- _Schriftliche Anweisung_
Stelle sämtliche Datensätze unten als Markdown-Tabelle mit den Spalten „Nr.“ und „Zeile“ dar, wobei jede Zeile eine fortlaufende Nummer erhält und Leerzeilen entfallen. Bilder gehören nicht in die Antwort.

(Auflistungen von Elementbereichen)
**********

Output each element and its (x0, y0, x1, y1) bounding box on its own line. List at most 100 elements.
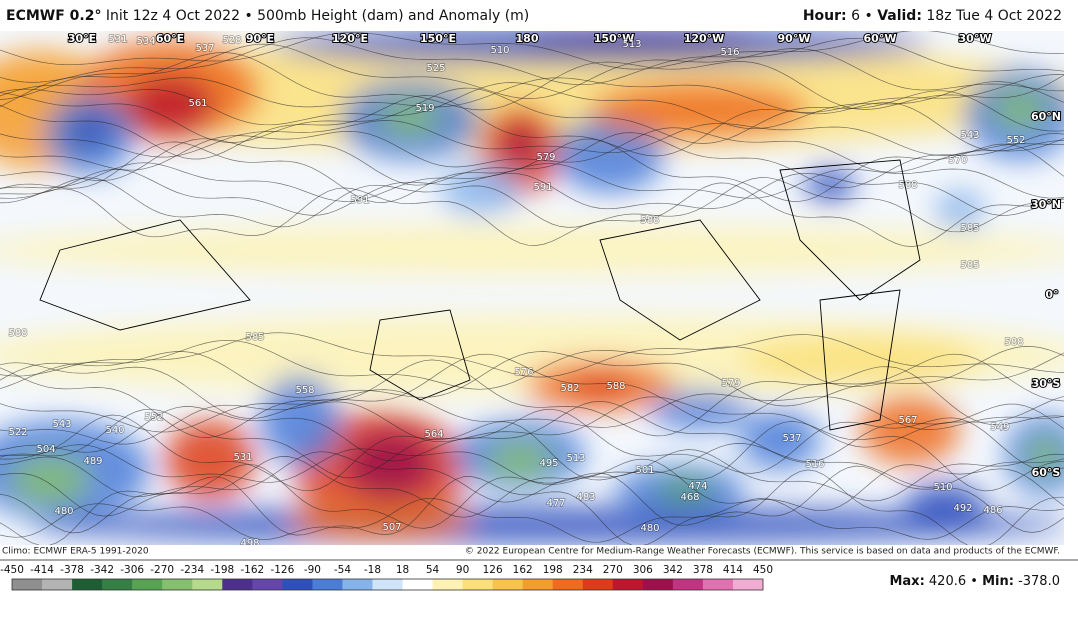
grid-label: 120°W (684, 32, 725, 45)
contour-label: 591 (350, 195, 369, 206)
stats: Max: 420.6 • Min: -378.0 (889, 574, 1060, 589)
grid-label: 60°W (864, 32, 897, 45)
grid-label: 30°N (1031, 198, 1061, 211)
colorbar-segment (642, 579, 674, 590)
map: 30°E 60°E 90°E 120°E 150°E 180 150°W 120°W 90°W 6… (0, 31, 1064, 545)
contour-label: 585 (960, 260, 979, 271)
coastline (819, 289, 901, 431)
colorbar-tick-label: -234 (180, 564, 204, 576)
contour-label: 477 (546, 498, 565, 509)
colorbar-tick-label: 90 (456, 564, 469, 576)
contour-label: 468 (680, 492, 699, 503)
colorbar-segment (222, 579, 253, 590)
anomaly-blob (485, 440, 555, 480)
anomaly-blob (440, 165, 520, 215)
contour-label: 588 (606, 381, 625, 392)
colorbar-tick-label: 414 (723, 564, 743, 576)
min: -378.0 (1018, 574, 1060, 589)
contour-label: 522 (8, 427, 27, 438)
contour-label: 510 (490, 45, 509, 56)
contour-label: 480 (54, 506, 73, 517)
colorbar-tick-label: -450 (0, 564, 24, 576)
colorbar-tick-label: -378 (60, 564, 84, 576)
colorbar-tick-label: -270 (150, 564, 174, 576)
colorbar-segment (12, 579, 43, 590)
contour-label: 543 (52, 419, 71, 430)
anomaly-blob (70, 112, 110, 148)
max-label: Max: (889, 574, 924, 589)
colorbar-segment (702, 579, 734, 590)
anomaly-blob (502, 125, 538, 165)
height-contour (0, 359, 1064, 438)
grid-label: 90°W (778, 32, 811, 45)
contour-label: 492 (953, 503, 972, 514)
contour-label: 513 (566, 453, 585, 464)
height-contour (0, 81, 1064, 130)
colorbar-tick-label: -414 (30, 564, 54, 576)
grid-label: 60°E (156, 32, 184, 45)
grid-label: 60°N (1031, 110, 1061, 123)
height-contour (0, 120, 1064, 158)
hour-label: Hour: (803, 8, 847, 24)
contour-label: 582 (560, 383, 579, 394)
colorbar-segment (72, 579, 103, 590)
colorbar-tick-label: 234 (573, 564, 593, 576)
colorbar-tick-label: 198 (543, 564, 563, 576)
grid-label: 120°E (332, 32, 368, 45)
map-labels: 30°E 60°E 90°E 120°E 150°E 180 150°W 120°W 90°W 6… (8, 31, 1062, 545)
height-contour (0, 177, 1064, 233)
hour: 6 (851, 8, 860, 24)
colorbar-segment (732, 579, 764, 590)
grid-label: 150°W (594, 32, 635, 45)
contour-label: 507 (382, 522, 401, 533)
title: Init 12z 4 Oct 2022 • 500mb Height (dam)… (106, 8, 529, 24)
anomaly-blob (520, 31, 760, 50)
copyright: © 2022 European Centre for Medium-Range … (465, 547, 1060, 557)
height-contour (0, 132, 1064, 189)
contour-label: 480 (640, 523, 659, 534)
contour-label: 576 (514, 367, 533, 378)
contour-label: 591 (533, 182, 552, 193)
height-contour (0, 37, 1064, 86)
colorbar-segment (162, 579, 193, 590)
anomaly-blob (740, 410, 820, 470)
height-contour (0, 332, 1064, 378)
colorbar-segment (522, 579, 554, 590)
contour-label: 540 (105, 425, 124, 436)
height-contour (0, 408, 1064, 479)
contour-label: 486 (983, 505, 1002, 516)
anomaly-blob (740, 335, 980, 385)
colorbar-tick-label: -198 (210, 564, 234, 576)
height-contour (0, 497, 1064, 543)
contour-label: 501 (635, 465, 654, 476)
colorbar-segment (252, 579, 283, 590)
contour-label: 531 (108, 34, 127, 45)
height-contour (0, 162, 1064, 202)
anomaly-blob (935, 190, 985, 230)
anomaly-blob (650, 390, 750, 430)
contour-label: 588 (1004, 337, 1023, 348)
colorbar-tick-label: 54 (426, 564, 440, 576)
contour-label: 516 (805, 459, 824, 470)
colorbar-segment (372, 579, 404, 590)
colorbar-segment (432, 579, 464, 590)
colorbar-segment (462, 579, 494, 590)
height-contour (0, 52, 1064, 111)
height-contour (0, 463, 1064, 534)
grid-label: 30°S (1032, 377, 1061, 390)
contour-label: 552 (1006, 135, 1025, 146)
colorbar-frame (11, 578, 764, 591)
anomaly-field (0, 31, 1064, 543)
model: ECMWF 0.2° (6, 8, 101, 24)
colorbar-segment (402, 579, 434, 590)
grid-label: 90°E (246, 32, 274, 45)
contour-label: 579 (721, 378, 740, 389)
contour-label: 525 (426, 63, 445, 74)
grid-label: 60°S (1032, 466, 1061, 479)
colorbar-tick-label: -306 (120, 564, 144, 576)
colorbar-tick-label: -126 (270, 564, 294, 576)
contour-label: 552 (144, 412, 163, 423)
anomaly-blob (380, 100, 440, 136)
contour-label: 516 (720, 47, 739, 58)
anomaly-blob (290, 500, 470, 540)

**********

- _Vollständige Antwort_
| Nr. | Zeile |
|---|---|
| 1 | Output each element and its (x0, y0, x1, y1) bounding box on its own line. List at most 100 elements. |
| 2 | grid-label: 120°W (684, 32, 725, 45) |
| 3 | contour-label: 591 (350, 195, 369, 206) |
| 4 | stats: Max: 420.6 • Min: -378.0 (889, 574, 1060, 589) |
| 5 | grid-label: 60°W (864, 32, 897, 45) |
| 6 | grid-label: 30°N (1031, 198, 1061, 211) |
| 7 | colorbar-segment (642, 579, 674, 590) |
| 8 | map: 30°E 60°E 90°E 120°E 150°E 180 150°W 120°W 90°W 6… (0, 31, 1064, 545) |
| 9 | contour-label: 585 (960, 260, 979, 271) |
| 10 | coastline (819, 289, 901, 431) |
| 11 | colorbar-tick-label: -234 (180, 564, 204, 576) |
| 12 | contour-label: 477 (546, 498, 565, 509) |
| 13 | colorbar-tick-label: 90 (456, 564, 469, 576) |
| 14 | contour-label: 468 (680, 492, 699, 503) |
| 15 | colorbar-segment (222, 579, 253, 590) |
| 16 | anomaly-blob (485, 440, 555, 480) |
| 17 | anomaly-blob (440, 165, 520, 215) |
| 18 | contour-label: 588 (606, 381, 625, 392) |
| 19 | colorbar-tick-label: 414 (723, 564, 743, 576) |
| 20 | min: -378.0 (1018, 574, 1060, 589) |
| 21 | contour-label: 522 (8, 427, 27, 438) |
| 22 | contour-label: 510 (490, 45, 509, 56) |
| 23 | contour-label: 480 (54, 506, 73, 517) |
| 24 | colorbar-tick-label: -450 (0, 564, 24, 576) |
| 25 | colorbar-tick-label: -378 (60, 564, 84, 576) |
| 26 | colorbar-tick-label: -270 (150, 564, 174, 576) |
| 27 | colorbar-segment (12, 579, 43, 590) |
| 28 | contour-label: 543 (52, 419, 71, 430) |
| 29 | anomaly-blob (70, 112, 110, 148) |
| 30 | max-label: Max: (889, 574, 924, 589) |
| 31 | colorbar-segment (702, 579, 734, 590) |
| 32 | anomaly-blob (502, 125, 538, 165) |
| 33 | height-contour (0, 359, 1064, 438) |
| 34 | grid-label: 90°W (778, 32, 811, 45) |
| 35 | contour-label: 492 (953, 503, 972, 514) |
| 36 | contour-label: 513 (566, 453, 585, 464) |
| 37 | height-contour (0, 81, 1064, 130) |
| 38 | colorbar-tick-label: -414 (30, 564, 54, 576) |
| 39 | grid-label: 60°E (156, 32, 184, 45) |
| 40 | grid-label: 60°N (1031, 110, 1061, 123) |
| 41 | height-contour (0, 120, 1064, 158) |
| 42 | hour-label: Hour: (803, 8, 847, 24) |
| 43 | contour-label: 582 (560, 383, 579, 394) |
| 44 | colorbar-segment (72, 579, 103, 590) |
| 45 | colorbar-tick-label: 234 (573, 564, 593, 576) |
| 46 | colorbar-tick-label: 198 (543, 564, 563, 576) |
| 47 | grid-label: 120°E (332, 32, 368, 45) |
| 48 | map-labels: 30°E 60°E 90°E 120°E 150°E 180 150°W 120°W 90°W 6… (8, 31, 1062, 545) |
| 49 | height-contour (0, 177, 1064, 233) |
| 50 | hour: 6 (851, 8, 860, 24) |
| 51 | colorbar-segment (732, 579, 764, 590) |
| 52 | grid-label: 150°W (594, 32, 635, 45) |
| 53 | contour-label: 507 (382, 522, 401, 533) |
| 54 | title: Init 12z 4 Oct 2022 • 500mb Height (dam)… (106, 8, 529, 24) |
| 55 | anomaly-blob (520, 31, 760, 50) |
| 56 | copyright: © 2022 European Centre for Medium-Range … (465, 547, 1060, 557) |
| 57 | height-contour (0, 132, 1064, 189) |
| 58 | contour-label: 480 (640, 523, 659, 534) |
| 59 | contour-label: 576 (514, 367, 533, 378) |
| 60 | contour-label: 591 (533, 182, 552, 193) |
| 61 | height-contour (0, 37, 1064, 86) |
| 62 | colorbar-segment (162, 579, 193, 590) |
| 63 | anomaly-blob (740, 410, 820, 470) |
| 64 | height-contour (0, 332, 1064, 378) |
| 65 | colorbar-segment (522, 579, 554, 590) |
| 66 | contour-label: 540 (105, 425, 124, 436) |
| 67 | height-contour (0, 408, 1064, 479) |
| 68 | contour-label: 486 (983, 505, 1002, 516) |
| 69 | anomaly-blob (740, 335, 980, 385) |
| 70 | colorbar-tick-label: -198 (210, 564, 234, 576) |
| 71 | height-contour (0, 497, 1064, 543) |
| 72 | contour-label: 501 (635, 465, 654, 476) |
| 73 | colorbar-segment (252, 579, 283, 590) |
| 74 | contour-label: 531 (108, 34, 127, 45) |
| 75 | height-contour (0, 162, 1064, 202) |
| 76 | anomaly-blob (935, 190, 985, 230) |
| 77 | anomaly-blob (650, 390, 750, 430) |
| 78 | contour-label: 588 (1004, 337, 1023, 348) |
| 79 | colorbar-tick-label: 54 (426, 564, 440, 576) |
| 80 | contour-label: 516 (805, 459, 824, 470) |
| 81 | colorbar-segment (372, 579, 404, 590) |
| 82 | colorbar-segment (432, 579, 464, 590) |
| 83 | colorbar-segment (462, 579, 494, 590) |
| 84 | height-contour (0, 52, 1064, 111) |
| 85 | height-contour (0, 463, 1064, 534) |
| 86 | grid-label: 30°S (1032, 377, 1061, 390) |
| 87 | contour-label: 552 (1006, 135, 1025, 146) |
| 88 | colorbar-frame (11, 578, 764, 591) |
| 89 | anomaly-field (0, 31, 1064, 543) |
| 90 | model: ECMWF 0.2° (6, 8, 101, 24) |
| 91 | colorbar-segment (402, 579, 434, 590) |
| 92 | grid-label: 90°E (246, 32, 274, 45) |
| 93 | contour-label: 579 (721, 378, 740, 389) |
| 94 | contour-label: 525 (426, 63, 445, 74) |
| 95 | grid-label: 60°S (1032, 466, 1061, 479) |
| 96 | colorbar-tick-label: -306 (120, 564, 144, 576) |
| 97 | colorbar-tick-label: -126 (270, 564, 294, 576) |
| 98 | contour-label: 552 (144, 412, 163, 423) |
| 99 | anomaly-blob (380, 100, 440, 136) |
| 100 | contour-label: 516 (720, 47, 739, 58) |
| 101 | anomaly-blob (290, 500, 470, 540) |